▸ **THE TASK**:
Copy the material word for word, from its very start down through the line that contains "87, 1533, 118]", including both of those lines.

▸ **MATERIAL PROVIDED**:

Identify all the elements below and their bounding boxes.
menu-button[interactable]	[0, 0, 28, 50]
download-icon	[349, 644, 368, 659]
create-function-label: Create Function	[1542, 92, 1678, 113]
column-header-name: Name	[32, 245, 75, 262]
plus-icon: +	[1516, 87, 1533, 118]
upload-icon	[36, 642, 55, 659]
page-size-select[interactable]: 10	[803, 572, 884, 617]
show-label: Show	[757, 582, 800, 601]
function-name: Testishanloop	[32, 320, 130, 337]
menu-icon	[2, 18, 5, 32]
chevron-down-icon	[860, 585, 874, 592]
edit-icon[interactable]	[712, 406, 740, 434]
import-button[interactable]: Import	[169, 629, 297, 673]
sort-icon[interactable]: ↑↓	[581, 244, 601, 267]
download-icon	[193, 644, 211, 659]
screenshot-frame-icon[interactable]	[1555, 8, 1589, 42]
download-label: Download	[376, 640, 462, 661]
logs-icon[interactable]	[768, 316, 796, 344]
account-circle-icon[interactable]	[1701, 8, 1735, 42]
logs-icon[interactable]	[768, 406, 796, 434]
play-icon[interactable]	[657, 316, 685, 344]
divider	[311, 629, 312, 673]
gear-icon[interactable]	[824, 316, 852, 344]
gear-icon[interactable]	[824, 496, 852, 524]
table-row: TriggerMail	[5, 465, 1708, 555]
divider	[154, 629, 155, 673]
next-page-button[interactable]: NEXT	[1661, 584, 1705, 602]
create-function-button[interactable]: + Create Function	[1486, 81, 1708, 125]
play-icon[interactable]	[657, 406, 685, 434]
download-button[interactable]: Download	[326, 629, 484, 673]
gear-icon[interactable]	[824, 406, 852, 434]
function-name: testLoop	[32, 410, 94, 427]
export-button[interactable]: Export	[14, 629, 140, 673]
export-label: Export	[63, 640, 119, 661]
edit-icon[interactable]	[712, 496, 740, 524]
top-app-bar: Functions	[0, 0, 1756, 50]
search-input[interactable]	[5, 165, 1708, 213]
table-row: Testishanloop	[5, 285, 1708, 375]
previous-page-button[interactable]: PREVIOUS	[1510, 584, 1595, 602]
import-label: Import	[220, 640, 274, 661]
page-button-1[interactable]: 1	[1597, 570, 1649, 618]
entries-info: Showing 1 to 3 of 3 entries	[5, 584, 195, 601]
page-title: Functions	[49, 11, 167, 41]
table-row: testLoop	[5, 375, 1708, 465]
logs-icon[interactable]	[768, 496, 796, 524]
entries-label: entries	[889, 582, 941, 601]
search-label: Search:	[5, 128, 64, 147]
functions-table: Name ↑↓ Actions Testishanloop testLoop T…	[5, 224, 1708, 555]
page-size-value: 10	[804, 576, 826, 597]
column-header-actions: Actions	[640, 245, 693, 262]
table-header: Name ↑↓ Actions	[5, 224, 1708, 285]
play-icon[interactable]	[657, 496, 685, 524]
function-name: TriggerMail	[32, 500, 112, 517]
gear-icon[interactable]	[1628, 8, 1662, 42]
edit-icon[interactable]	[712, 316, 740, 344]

▸ **EXERCISE ANSWER**:
Identify all the elements below and their bounding boxes.
menu-button[interactable]	[0, 0, 28, 50]
download-icon	[349, 644, 368, 659]
create-function-label: Create Function	[1542, 92, 1678, 113]
column-header-name: Name	[32, 245, 75, 262]
plus-icon: +	[1516, 87, 1533, 118]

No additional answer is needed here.